▸ REQUIRED WORK:
Tally the lines holding "name" and state only that figure.

===== EXTRACTED RECORDS

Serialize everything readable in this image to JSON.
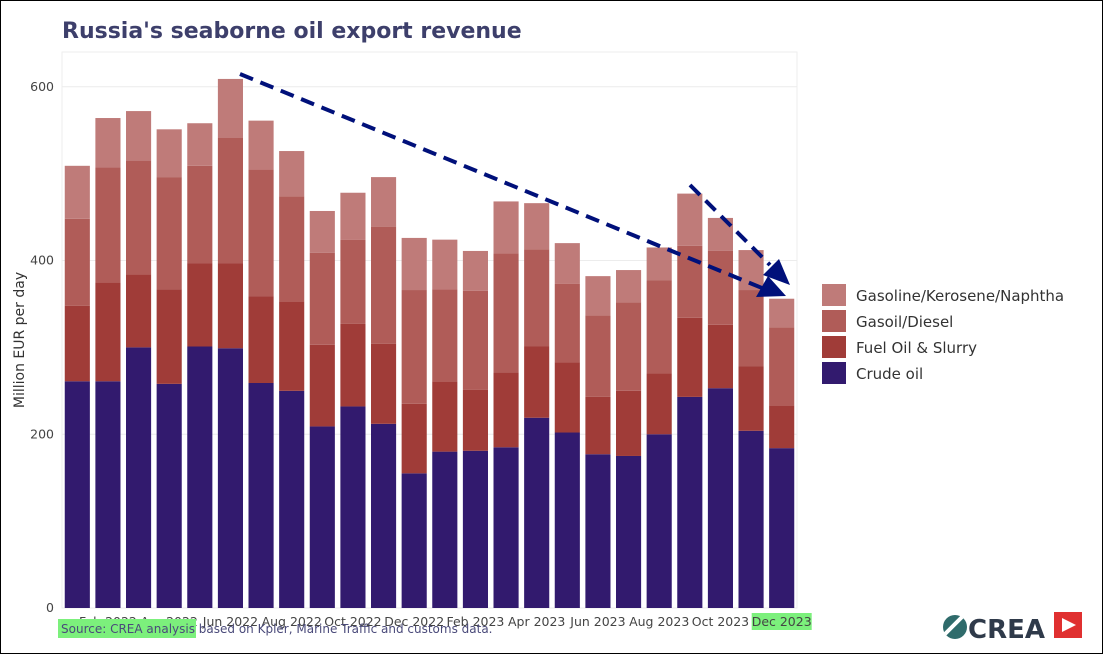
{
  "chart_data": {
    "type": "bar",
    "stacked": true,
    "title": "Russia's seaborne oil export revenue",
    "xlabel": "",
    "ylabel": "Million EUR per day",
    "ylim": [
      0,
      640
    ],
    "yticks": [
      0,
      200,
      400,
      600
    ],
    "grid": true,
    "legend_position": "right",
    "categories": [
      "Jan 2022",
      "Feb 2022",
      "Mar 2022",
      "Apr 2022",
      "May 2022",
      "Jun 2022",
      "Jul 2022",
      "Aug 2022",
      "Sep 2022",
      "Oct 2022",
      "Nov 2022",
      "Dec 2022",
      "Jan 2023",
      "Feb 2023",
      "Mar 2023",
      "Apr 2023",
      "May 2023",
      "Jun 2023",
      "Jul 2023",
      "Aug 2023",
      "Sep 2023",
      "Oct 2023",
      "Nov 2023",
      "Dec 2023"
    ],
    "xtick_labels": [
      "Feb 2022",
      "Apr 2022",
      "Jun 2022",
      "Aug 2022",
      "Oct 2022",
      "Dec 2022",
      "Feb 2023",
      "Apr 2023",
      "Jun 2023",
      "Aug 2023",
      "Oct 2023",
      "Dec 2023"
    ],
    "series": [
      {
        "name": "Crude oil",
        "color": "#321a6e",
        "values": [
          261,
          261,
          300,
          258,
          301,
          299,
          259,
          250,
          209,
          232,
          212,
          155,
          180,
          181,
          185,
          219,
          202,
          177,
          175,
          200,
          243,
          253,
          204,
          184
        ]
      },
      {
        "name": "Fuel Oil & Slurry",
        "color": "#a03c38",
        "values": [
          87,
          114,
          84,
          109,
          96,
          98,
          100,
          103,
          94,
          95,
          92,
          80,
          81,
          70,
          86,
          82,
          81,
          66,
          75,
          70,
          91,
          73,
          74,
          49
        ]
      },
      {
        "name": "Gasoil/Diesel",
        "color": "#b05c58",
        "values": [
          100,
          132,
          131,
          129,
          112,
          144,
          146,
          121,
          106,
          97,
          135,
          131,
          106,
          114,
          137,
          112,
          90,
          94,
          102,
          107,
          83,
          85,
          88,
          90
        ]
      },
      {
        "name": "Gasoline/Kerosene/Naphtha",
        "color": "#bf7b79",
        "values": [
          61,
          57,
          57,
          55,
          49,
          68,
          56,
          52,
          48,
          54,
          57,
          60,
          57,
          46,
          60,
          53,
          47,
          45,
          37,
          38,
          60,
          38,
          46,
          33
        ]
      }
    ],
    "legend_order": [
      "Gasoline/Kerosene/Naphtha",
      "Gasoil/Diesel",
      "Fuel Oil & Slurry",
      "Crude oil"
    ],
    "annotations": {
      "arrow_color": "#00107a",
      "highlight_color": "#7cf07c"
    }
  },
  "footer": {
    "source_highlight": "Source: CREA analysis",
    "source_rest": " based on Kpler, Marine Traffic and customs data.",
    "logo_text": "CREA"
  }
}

==========
===== EXTRACTED RECORDS

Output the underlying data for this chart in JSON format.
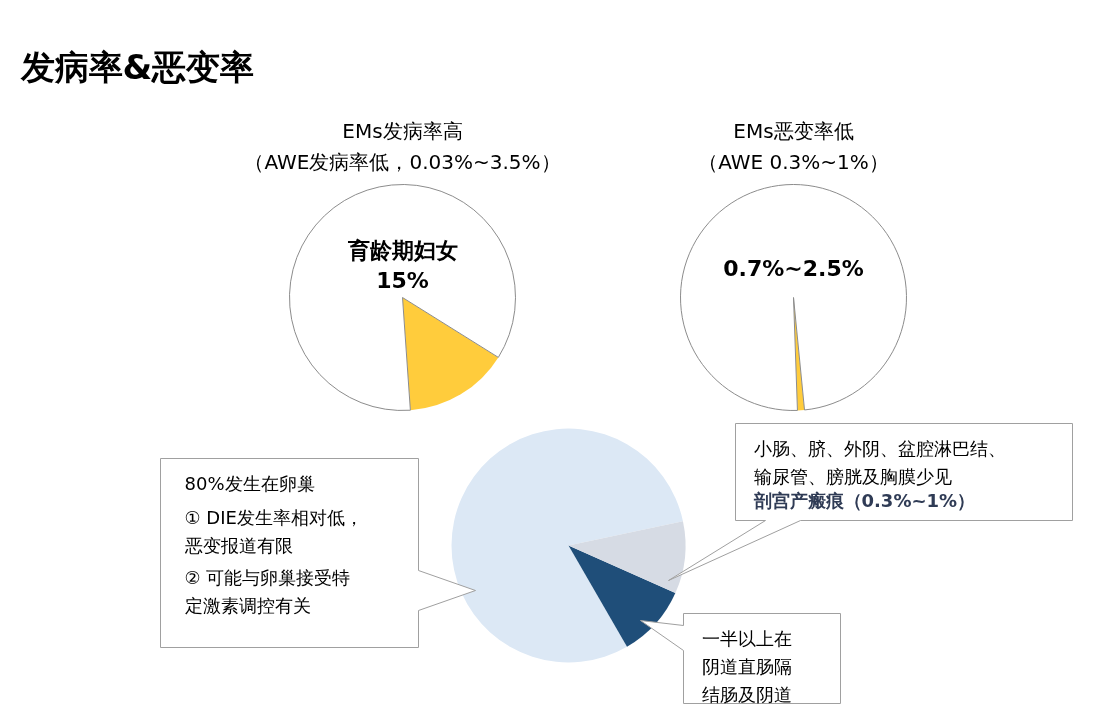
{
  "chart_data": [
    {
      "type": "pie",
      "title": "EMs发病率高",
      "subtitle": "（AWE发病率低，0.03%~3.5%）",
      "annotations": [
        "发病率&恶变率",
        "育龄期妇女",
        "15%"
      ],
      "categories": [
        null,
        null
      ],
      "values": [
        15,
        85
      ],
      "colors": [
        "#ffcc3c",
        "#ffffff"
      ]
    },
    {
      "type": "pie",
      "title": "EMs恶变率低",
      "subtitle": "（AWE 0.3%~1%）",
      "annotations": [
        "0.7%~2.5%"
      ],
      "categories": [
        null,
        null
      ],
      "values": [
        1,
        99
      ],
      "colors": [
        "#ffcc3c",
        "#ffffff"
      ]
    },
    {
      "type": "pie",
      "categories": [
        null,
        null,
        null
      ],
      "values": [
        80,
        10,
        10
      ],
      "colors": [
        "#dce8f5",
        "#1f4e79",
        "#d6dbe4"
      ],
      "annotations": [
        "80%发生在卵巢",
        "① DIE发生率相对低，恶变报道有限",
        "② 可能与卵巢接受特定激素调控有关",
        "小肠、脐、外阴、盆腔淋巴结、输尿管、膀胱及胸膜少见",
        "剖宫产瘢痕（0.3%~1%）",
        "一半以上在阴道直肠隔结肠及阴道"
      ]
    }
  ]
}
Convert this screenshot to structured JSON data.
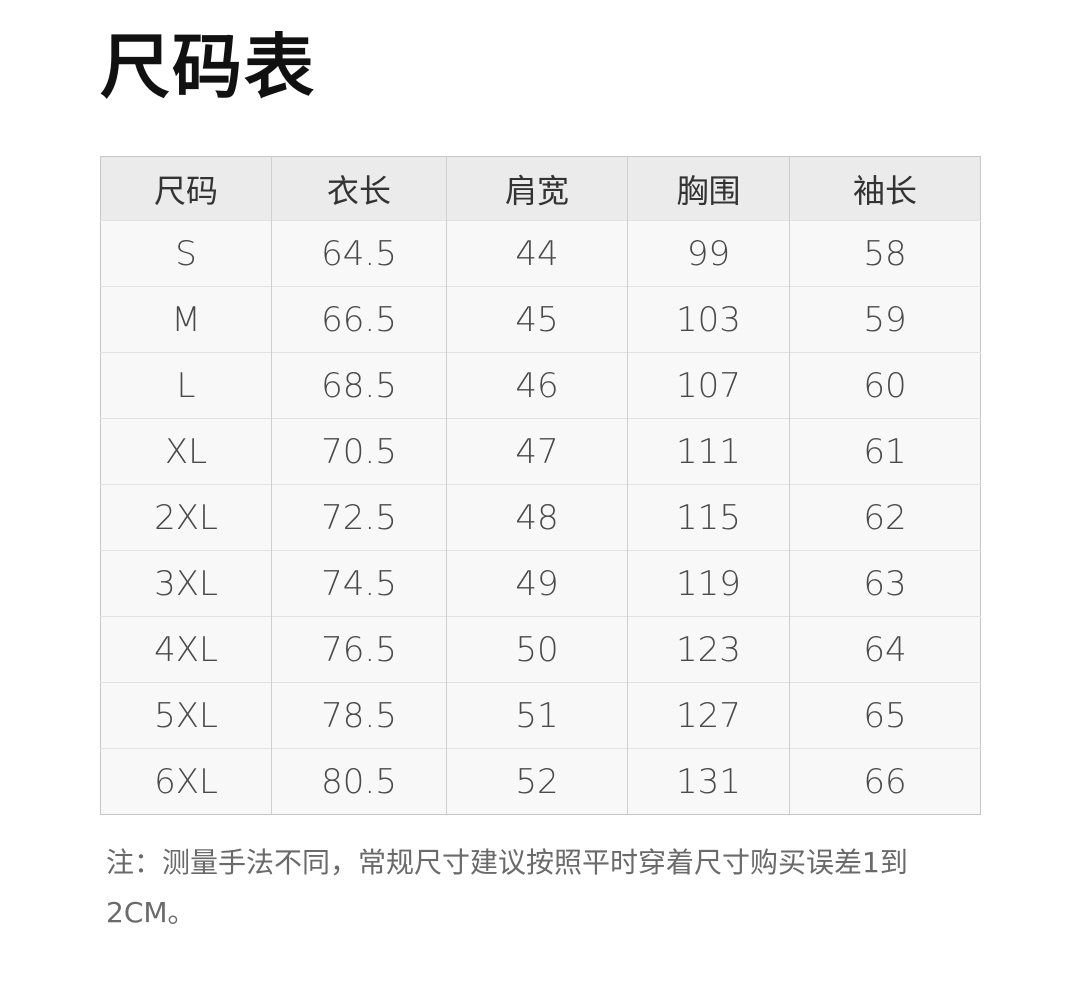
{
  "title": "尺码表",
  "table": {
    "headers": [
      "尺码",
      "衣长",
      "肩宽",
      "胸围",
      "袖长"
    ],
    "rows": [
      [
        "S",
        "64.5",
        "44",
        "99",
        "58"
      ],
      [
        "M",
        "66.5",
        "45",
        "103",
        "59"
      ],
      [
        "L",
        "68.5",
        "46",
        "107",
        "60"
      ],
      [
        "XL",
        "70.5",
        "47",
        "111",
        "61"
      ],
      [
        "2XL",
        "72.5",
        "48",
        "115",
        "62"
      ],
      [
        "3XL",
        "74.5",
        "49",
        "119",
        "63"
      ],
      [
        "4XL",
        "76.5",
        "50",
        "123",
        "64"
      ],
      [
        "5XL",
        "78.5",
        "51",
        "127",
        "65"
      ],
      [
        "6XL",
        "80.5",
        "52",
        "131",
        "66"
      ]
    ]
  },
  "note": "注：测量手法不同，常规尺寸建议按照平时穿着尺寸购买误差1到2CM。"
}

==========

▸ OUTPUT FOR THIS TASK:
4